-- What the task requires --
Check each line of the records below for the word "peginterferon" and copy those where it appears.

-- Stored data entries --
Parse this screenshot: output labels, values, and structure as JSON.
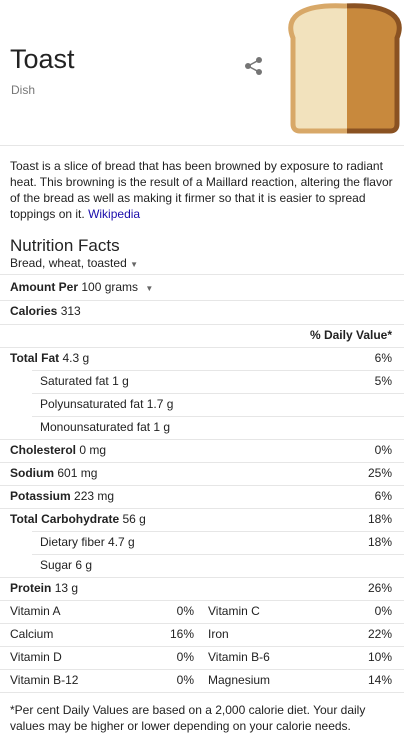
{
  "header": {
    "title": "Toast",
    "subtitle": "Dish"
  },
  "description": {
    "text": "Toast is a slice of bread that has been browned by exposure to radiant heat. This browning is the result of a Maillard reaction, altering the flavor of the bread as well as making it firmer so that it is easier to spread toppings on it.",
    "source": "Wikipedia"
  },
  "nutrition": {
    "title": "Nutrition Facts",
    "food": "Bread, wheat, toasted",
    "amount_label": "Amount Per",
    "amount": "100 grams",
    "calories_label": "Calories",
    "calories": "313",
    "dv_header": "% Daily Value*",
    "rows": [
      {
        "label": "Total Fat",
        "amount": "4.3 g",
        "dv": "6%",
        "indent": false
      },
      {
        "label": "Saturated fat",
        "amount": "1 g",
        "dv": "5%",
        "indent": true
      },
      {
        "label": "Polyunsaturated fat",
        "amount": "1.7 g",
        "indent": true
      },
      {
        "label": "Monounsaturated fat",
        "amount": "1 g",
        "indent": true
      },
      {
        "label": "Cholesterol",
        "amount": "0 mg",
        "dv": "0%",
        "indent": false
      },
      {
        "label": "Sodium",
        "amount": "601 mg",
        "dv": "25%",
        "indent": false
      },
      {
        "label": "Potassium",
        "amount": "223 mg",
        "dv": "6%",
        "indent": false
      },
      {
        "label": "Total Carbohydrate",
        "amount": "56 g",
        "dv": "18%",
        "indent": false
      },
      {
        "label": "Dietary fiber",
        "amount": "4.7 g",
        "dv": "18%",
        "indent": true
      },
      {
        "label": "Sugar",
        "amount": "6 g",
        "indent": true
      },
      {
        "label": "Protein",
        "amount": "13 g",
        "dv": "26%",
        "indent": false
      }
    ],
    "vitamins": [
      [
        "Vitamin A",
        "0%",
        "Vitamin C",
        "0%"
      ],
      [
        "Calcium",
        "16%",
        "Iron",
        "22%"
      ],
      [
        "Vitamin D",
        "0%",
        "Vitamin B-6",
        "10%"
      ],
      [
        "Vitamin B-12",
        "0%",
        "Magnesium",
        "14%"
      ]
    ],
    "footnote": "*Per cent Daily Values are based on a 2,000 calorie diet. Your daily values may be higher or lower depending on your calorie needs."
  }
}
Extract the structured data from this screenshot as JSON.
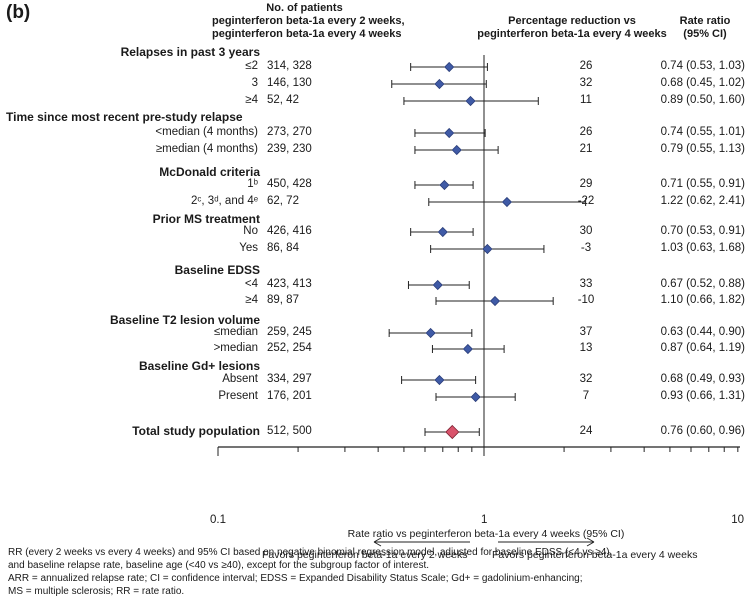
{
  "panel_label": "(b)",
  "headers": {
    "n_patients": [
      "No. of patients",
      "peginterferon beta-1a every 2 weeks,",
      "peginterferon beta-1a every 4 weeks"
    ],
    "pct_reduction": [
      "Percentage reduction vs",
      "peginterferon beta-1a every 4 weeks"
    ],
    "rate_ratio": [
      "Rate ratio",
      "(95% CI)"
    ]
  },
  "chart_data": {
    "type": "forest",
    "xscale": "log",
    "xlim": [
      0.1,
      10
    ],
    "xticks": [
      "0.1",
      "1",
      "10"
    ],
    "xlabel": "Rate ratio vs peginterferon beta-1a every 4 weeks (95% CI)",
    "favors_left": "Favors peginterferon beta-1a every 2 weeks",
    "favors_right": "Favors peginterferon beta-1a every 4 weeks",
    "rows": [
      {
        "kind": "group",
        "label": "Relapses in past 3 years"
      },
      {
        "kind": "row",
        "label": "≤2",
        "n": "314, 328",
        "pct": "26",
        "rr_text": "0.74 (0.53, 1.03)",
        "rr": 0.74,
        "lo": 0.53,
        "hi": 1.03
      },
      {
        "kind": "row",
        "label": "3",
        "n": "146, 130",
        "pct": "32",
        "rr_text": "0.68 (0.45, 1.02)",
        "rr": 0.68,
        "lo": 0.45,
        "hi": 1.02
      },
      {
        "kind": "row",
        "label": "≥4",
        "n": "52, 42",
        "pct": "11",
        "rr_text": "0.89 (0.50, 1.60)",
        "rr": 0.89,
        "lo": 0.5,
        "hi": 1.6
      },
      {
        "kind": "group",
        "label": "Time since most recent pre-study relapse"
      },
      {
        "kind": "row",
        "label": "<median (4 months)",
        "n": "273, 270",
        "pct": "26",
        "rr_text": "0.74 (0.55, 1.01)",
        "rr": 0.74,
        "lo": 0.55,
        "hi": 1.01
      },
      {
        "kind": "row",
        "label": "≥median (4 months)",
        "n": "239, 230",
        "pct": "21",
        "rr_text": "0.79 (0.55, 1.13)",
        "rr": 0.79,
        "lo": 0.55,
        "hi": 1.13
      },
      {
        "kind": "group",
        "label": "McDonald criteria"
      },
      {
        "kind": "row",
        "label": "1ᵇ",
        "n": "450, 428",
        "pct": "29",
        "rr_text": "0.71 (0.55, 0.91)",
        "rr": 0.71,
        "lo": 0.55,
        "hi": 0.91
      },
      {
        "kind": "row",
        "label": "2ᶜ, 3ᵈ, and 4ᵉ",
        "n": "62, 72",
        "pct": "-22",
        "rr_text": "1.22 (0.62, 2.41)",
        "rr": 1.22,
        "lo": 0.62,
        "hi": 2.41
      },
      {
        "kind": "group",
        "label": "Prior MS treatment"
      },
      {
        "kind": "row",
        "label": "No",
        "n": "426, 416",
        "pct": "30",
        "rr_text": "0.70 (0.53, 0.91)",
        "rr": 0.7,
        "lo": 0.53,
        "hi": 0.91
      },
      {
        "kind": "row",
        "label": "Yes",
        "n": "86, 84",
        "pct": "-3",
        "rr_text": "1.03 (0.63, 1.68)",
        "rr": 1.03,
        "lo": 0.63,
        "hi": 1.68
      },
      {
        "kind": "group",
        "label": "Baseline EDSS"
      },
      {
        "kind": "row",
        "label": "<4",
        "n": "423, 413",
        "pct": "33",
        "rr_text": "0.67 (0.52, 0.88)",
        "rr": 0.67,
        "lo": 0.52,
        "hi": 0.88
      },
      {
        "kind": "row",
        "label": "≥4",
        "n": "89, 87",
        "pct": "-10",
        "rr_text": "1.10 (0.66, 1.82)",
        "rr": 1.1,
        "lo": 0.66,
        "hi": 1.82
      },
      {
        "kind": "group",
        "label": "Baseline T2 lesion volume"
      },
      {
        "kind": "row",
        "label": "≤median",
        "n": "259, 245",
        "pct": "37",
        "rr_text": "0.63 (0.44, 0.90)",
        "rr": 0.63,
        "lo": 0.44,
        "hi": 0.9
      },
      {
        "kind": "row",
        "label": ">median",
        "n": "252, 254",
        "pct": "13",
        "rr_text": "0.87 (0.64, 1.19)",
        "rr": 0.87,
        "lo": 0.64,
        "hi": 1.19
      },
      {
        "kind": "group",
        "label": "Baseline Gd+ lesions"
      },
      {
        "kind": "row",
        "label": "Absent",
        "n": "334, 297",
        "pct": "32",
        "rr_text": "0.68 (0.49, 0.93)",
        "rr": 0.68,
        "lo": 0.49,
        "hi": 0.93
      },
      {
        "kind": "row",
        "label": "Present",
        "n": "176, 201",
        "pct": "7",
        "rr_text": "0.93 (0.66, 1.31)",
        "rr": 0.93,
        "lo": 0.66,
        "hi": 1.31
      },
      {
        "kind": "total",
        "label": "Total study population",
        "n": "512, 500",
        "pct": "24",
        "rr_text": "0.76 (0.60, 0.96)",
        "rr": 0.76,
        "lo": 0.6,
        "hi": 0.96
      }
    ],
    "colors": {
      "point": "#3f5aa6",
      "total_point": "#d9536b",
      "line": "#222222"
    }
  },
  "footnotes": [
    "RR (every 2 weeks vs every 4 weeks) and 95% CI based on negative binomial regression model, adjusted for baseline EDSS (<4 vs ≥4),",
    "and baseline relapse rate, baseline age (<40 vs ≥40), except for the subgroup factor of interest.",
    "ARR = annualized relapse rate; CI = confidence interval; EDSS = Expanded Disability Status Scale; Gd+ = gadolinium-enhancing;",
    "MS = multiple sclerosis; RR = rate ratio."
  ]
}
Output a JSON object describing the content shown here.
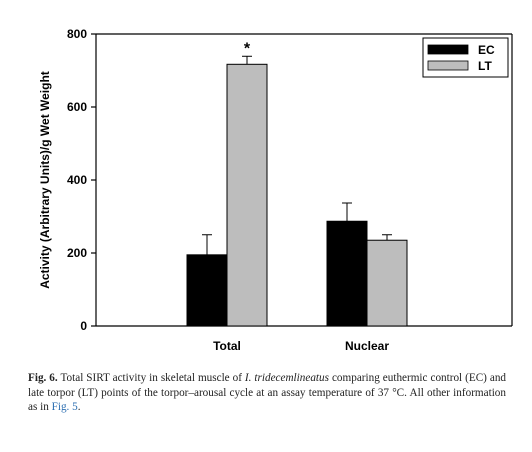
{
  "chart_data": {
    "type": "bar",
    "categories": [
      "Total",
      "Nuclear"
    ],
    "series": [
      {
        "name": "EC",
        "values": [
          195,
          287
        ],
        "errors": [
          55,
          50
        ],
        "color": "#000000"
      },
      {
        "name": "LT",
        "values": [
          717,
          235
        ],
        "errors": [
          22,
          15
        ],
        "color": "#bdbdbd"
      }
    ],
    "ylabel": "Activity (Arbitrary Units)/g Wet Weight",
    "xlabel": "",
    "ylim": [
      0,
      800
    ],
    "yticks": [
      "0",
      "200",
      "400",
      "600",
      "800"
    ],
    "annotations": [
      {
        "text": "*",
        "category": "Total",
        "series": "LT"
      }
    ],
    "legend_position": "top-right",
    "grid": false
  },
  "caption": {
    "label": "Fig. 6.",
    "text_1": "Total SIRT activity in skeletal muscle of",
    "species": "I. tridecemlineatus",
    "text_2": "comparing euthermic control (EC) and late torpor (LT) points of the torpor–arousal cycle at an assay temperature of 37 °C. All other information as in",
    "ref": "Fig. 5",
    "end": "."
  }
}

-- Exercise answer --
      "peginterferon beta-1a every 2 weeks,",
      "peginterferon beta-1a every 4 weeks"
      "peginterferon beta-1a every 4 weeks"
    "xlabel": "Rate ratio vs peginterferon beta-1a every 4 weeks (95% CI)",
    "favors_left": "Favors peginterferon beta-1a every 2 weeks",
    "favors_right": "Favors peginterferon beta-1a every 4 weeks",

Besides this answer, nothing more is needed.